## WORK TO COMPLETE
Reproduce the material line for line, starting with its first line and ending with the line containing "x-tick-label: 8 — [1032, 913, 1054, 924]", both included.
........
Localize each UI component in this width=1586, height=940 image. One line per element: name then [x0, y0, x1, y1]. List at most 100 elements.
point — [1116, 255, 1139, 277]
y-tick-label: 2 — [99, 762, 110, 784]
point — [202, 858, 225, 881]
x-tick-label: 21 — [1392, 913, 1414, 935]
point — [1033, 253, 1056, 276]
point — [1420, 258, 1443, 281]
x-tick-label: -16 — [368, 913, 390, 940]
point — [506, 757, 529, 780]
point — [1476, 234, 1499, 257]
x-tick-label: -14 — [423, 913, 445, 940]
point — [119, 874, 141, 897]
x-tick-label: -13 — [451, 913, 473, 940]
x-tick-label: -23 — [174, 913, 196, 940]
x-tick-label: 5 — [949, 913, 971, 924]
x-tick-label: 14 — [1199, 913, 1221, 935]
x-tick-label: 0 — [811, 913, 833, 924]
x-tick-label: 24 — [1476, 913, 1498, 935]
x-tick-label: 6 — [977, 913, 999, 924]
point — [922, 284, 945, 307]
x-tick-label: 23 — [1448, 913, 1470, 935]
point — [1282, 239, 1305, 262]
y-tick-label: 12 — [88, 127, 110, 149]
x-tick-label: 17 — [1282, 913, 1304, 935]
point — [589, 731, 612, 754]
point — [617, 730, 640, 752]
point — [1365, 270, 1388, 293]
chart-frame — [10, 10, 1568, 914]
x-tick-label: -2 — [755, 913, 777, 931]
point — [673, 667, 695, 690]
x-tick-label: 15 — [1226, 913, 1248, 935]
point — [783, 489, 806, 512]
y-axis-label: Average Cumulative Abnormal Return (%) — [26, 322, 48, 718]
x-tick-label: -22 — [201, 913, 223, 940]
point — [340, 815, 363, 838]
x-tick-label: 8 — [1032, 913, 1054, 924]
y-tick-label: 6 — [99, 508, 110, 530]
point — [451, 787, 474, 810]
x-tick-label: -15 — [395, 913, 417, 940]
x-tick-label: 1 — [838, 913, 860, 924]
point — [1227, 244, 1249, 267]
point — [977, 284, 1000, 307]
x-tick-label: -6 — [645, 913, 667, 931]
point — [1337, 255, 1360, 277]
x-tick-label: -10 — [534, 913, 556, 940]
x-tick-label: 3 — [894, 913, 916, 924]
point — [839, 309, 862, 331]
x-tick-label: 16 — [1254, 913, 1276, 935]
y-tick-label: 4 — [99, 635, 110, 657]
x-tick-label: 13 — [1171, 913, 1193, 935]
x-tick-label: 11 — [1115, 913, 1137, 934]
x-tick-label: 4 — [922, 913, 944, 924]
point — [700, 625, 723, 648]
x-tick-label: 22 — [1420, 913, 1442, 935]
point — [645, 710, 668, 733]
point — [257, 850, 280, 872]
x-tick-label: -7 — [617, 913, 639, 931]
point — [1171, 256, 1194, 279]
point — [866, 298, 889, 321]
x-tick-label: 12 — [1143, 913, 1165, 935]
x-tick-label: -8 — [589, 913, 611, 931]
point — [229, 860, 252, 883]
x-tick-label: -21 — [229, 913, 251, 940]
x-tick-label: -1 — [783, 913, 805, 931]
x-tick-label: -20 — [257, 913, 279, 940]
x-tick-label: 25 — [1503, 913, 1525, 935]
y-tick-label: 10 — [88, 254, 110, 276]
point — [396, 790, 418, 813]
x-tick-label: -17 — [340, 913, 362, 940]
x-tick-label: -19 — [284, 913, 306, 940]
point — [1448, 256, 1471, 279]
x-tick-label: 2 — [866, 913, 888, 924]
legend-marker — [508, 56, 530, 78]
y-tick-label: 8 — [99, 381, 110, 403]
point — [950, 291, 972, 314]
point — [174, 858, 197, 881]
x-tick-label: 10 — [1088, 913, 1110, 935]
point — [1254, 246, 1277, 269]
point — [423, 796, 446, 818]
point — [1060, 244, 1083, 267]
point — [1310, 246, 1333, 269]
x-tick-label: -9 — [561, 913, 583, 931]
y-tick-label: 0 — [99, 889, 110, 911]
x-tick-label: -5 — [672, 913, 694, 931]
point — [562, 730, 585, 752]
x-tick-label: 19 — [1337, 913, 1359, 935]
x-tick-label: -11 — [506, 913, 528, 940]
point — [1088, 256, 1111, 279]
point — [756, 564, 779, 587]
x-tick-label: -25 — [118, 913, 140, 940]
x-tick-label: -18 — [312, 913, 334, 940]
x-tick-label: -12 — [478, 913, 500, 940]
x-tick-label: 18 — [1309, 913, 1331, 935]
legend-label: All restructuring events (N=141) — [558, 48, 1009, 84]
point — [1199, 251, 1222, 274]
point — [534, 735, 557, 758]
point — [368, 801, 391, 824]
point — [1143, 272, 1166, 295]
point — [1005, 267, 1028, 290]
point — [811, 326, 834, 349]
........
## RESPONSE TO THE TASK
Localize each UI component in this width=1586, height=940 image. One line per element: name then [x0, y0, x1, y1]. List at most 100 elements.
point — [1116, 255, 1139, 277]
y-tick-label: 2 — [99, 762, 110, 784]
point — [202, 858, 225, 881]
x-tick-label: 21 — [1392, 913, 1414, 935]
point — [1033, 253, 1056, 276]
point — [1420, 258, 1443, 281]
x-tick-label: -16 — [368, 913, 390, 940]
point — [506, 757, 529, 780]
point — [1476, 234, 1499, 257]
x-tick-label: -14 — [423, 913, 445, 940]
point — [119, 874, 141, 897]
x-tick-label: -13 — [451, 913, 473, 940]
x-tick-label: -23 — [174, 913, 196, 940]
x-tick-label: 5 — [949, 913, 971, 924]
x-tick-label: 14 — [1199, 913, 1221, 935]
x-tick-label: 0 — [811, 913, 833, 924]
x-tick-label: 24 — [1476, 913, 1498, 935]
x-tick-label: 6 — [977, 913, 999, 924]
point — [922, 284, 945, 307]
x-tick-label: 23 — [1448, 913, 1470, 935]
point — [1282, 239, 1305, 262]
y-tick-label: 12 — [88, 127, 110, 149]
x-tick-label: 17 — [1282, 913, 1304, 935]
point — [589, 731, 612, 754]
point — [617, 730, 640, 752]
point — [1365, 270, 1388, 293]
chart-frame — [10, 10, 1568, 914]
x-tick-label: -2 — [755, 913, 777, 931]
point — [673, 667, 695, 690]
x-tick-label: 15 — [1226, 913, 1248, 935]
point — [783, 489, 806, 512]
y-axis-label: Average Cumulative Abnormal Return (%) — [26, 322, 48, 718]
x-tick-label: -22 — [201, 913, 223, 940]
point — [340, 815, 363, 838]
x-tick-label: 8 — [1032, 913, 1054, 924]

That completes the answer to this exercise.